Directive | Starting from the line containing "What text is on this page?", write out every remaining line exactly, the last one included.
--
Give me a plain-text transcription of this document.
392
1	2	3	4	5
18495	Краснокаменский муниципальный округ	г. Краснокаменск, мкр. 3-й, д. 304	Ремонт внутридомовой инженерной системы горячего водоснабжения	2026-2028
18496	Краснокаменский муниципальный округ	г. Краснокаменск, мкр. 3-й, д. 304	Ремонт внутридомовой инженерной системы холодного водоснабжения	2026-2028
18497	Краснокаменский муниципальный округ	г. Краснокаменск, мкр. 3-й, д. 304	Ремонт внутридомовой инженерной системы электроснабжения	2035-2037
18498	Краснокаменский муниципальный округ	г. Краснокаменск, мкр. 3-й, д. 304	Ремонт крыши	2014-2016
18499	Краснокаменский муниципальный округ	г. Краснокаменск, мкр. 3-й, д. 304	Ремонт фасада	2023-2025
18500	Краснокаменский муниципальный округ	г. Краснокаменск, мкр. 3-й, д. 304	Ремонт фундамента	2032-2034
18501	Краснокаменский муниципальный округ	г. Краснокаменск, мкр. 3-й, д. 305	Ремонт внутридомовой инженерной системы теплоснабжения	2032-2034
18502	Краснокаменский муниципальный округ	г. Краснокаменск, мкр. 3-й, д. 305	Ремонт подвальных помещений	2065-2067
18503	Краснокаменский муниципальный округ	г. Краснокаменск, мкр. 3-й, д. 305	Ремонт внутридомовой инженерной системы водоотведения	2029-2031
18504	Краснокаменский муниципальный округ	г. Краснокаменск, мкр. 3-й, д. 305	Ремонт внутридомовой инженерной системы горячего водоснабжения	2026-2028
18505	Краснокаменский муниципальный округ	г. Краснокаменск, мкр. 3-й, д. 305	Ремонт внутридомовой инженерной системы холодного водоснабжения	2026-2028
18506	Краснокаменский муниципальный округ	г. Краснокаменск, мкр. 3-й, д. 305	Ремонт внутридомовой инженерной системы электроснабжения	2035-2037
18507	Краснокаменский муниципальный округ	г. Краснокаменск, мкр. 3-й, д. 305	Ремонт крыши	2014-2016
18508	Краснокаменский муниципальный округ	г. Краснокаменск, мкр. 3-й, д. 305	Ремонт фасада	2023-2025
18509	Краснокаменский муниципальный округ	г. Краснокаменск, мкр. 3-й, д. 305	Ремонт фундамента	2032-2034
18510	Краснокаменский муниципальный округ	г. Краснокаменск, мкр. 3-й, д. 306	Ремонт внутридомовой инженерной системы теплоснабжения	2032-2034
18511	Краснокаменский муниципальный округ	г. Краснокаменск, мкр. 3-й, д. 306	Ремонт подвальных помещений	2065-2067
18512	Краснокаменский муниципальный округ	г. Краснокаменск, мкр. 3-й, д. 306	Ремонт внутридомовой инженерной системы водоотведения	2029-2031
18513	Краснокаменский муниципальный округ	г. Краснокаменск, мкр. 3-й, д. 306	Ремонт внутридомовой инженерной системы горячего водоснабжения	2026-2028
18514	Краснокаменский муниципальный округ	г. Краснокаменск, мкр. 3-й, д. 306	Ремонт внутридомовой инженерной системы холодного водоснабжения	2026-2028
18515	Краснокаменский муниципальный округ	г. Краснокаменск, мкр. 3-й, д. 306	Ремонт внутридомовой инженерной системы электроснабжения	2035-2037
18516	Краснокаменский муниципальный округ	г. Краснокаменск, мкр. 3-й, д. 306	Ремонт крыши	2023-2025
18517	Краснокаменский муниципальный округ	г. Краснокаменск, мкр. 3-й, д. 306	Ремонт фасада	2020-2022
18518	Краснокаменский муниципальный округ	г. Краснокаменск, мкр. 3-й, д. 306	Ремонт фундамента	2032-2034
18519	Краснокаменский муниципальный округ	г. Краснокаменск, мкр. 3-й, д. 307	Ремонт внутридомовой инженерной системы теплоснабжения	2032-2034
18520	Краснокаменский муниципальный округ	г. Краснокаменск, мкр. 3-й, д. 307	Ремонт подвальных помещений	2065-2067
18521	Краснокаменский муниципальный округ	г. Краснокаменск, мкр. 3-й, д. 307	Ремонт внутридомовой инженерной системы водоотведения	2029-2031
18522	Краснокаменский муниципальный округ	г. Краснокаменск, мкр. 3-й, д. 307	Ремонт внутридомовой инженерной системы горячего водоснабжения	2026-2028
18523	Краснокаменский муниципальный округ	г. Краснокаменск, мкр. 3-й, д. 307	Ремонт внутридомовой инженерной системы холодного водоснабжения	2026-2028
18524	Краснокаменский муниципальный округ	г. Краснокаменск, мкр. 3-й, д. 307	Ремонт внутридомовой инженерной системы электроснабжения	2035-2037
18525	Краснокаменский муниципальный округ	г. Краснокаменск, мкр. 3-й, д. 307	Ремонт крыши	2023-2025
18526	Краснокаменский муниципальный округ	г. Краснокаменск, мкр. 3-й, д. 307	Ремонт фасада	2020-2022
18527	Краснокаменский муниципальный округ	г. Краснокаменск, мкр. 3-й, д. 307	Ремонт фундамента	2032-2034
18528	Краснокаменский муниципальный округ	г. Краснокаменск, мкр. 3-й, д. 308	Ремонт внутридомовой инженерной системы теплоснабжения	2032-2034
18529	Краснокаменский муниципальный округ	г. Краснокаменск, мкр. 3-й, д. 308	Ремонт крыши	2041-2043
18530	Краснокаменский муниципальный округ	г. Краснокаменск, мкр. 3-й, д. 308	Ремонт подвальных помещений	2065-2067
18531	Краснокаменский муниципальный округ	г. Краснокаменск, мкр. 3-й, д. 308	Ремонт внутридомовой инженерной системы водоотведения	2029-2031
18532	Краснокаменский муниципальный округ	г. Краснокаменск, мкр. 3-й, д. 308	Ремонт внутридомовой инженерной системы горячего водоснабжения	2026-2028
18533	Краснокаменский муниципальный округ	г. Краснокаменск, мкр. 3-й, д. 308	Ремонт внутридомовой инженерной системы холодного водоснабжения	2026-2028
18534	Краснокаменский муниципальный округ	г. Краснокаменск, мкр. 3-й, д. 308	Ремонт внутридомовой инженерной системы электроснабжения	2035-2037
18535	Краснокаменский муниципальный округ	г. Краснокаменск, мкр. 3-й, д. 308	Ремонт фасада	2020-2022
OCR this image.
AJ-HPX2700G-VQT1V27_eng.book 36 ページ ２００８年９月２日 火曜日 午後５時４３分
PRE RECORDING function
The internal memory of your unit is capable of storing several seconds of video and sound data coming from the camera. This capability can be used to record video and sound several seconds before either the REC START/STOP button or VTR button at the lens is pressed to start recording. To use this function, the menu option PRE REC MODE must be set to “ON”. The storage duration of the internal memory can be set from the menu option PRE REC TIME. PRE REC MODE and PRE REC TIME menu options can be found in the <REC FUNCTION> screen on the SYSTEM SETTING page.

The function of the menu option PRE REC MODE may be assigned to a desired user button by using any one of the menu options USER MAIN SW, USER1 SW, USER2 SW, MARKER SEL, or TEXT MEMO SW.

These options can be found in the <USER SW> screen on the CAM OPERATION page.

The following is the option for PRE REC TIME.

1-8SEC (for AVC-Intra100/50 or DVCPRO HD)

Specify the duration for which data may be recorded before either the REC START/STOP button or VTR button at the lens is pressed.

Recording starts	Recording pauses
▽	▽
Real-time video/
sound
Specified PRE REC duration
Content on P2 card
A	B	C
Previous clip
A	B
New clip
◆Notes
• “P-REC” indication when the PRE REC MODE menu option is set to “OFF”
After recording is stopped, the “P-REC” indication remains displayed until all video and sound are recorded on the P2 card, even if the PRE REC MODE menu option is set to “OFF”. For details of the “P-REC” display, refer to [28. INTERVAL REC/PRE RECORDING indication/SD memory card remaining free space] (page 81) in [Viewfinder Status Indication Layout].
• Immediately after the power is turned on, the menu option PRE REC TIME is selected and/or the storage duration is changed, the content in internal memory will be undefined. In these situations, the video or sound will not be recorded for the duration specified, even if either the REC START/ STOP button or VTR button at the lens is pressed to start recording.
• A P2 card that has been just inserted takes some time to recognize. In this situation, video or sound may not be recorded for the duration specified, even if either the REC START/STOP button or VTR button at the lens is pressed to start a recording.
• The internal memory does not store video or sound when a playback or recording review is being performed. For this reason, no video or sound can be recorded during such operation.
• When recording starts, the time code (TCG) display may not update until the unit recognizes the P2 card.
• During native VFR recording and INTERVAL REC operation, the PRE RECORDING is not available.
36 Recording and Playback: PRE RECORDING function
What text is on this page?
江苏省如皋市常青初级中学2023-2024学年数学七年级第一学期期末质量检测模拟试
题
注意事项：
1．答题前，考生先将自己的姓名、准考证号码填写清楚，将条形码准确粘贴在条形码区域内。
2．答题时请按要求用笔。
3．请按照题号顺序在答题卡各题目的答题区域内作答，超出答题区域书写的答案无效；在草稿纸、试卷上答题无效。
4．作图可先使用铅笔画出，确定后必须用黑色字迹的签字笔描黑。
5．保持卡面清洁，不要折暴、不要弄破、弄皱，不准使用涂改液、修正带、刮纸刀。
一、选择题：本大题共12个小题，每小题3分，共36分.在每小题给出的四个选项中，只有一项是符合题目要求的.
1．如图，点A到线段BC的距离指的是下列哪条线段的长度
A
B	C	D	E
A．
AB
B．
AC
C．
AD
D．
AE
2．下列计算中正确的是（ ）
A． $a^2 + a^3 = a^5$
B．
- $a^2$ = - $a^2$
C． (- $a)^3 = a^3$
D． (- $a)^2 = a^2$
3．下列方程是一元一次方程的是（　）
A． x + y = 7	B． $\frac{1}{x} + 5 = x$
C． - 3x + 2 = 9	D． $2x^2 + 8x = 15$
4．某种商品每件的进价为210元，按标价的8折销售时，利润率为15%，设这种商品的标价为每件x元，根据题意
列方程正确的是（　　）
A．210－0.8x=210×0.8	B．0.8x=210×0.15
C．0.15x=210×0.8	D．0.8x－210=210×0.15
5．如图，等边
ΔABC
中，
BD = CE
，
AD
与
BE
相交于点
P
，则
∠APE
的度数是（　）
--
Output |
What text is on this page?
江苏省如皋市常青初级中学2023-2024学年数学七年级第一学期期末质量检测模拟试
题
注意事项：
1．答题前，考生先将自己的姓名、准考证号码填写清楚，将条形码准确粘贴在条形码区域内。
2．答题时请按要求用笔。
3．请按照题号顺序在答题卡各题目的答题区域内作答，超出答题区域书写的答案无效；在草稿纸、试卷上答题无效。
4．作图可先使用铅笔画出，确定后必须用黑色字迹的签字笔描黑。
5．保持卡面清洁，不要折暴、不要弄破、弄皱，不准使用涂改液、修正带、刮纸刀。
一、选择题：本大题共12个小题，每小题3分，共36分.在每小题给出的四个选项中，只有一项是符合题目要求的.
1．如图，点A到线段BC的距离指的是下列哪条线段的长度
A
B	C	D	E
A．
AB
B．
AC
C．
AD
D．
AE
2．下列计算中正确的是（ ）
A． $a^2 + a^3 = a^5$
B．
- $a^2$ = - $a^2$
C． (- $a)^3 = a^3$
D． (- $a)^2 = a^2$
3．下列方程是一元一次方程的是（　）
A． x + y = 7	B． $\frac{1}{x} + 5 = x$
C． - 3x + 2 = 9	D． $2x^2 + 8x = 15$
4．某种商品每件的进价为210元，按标价的8折销售时，利润率为15%，设这种商品的标价为每件x元，根据题意
列方程正确的是（　　）
A．210－0.8x=210×0.8	B．0.8x=210×0.15
C．0.15x=210×0.8	D．0.8x－210=210×0.15
5．如图，等边
ΔABC
中，
BD = CE
，
AD
与
BE
相交于点
P
，则
∠APE
的度数是（　）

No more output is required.